All entries below are to be set down again, identical to the source.

Saved entries:
━━━━━━━━━━
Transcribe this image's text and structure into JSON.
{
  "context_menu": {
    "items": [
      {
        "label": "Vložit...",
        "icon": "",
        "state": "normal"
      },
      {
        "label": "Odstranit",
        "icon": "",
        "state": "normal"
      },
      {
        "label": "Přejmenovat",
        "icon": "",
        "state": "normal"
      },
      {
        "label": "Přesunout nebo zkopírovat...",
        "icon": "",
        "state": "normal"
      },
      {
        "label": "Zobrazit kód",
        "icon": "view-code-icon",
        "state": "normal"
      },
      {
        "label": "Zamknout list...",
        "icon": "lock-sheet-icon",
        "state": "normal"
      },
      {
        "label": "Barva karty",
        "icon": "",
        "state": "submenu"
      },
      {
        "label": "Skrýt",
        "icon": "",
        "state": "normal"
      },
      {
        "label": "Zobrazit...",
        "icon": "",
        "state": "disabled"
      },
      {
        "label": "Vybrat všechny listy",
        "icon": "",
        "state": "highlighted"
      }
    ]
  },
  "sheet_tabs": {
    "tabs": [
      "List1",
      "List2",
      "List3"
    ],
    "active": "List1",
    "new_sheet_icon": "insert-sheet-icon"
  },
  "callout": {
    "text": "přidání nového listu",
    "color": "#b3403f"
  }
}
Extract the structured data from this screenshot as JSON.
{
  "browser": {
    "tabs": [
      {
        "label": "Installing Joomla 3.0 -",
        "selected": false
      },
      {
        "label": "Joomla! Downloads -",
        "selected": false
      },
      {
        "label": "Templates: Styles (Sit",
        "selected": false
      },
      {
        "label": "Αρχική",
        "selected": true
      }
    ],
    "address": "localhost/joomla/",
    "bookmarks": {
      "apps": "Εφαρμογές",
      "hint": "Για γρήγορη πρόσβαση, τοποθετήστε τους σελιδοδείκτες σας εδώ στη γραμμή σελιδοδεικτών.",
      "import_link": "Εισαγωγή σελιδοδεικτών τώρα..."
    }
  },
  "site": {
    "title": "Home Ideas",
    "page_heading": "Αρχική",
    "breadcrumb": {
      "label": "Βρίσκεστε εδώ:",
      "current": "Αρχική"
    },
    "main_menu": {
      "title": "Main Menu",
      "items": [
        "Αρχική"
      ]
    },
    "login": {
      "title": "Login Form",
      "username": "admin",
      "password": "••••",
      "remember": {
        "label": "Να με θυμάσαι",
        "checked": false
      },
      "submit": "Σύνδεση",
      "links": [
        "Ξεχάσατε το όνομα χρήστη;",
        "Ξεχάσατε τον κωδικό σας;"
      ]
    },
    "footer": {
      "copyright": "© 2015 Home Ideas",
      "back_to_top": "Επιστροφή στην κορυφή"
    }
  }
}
━━━━━━━━━━
RESULT BELOW:
Transcribe this image's text and structure into JSON.
{
  "context_menu": {
    "items": [
      {
        "label": "Vložit...",
        "icon": "",
        "state": "normal"
      },
      {
        "label": "Odstranit",
        "icon": "",
        "state": "normal"
      },
      {
        "label": "Přejmenovat",
        "icon": "",
        "state": "normal"
      },
      {
        "label": "Přesunout nebo zkopírovat...",
        "icon": "",
        "state": "normal"
      },
      {
        "label": "Zobrazit kód",
        "icon": "view-code-icon",
        "state": "normal"
      },
      {
        "label": "Zamknout list...",
        "icon": "lock-sheet-icon",
        "state": "normal"
      },
      {
        "label": "Barva karty",
        "icon": "",
        "state": "submenu"
      },
      {
        "label": "Skrýt",
        "icon": "",
        "state": "normal"
      },
      {
        "label": "Zobrazit...",
        "icon": "",
        "state": "disabled"
      },
      {
        "label": "Vybrat všechny listy",
        "icon": "",
        "state": "highlighted"
      }
    ]
  },
  "sheet_tabs": {
    "tabs": [
      "List1",
      "List2",
      "List3"
    ],
    "active": "List1",
    "new_sheet_icon": "insert-sheet-icon"
  },
  "callout": {
    "text": "přidání nového listu",
    "color": "#b3403f"
  }
}
Extract the structured data from this screenshot as JSON.
{
  "browser": {
    "tabs": [
      {
        "label": "Installing Joomla 3.0 -",
        "selected": false
      },
      {
        "label": "Joomla! Downloads -",
        "selected": false
      },
      {
        "label": "Templates: Styles (Sit",
        "selected": false
      },
      {
        "label": "Αρχική",
        "selected": true
      }
    ],
    "address": "localhost/joomla/",
    "bookmarks": {
      "apps": "Εφαρμογές",
      "hint": "Για γρήγορη πρόσβαση, τοποθετήστε τους σελιδοδείκτες σας εδώ στη γραμμή σελιδοδεικτών.",
      "import_link": "Εισαγωγή σελιδοδεικτών τώρα..."
    }
  },
  "site": {
    "title": "Home Ideas",
    "page_heading": "Αρχική",
    "breadcrumb": {
      "label": "Βρίσκεστε εδώ:",
      "current": "Αρχική"
    },
    "main_menu": {
      "title": "Main Menu",
      "items": [
        "Αρχική"
      ]
    },
    "login": {
      "title": "Login Form",
      "username": "admin",
      "password": "••••",
      "remember": {
        "label": "Να με θυμάσαι",
        "checked": false
      },
      "submit": "Σύνδεση",
      "links": [
        "Ξεχάσατε το όνομα χρήστη;",
        "Ξεχάσατε τον κωδικό σας;"
      ]
    },
    "footer": {
      "copyright": "© 2015 Home Ideas",
      "back_to_top": "Επιστροφή στην κορυφή"
    }
  }
}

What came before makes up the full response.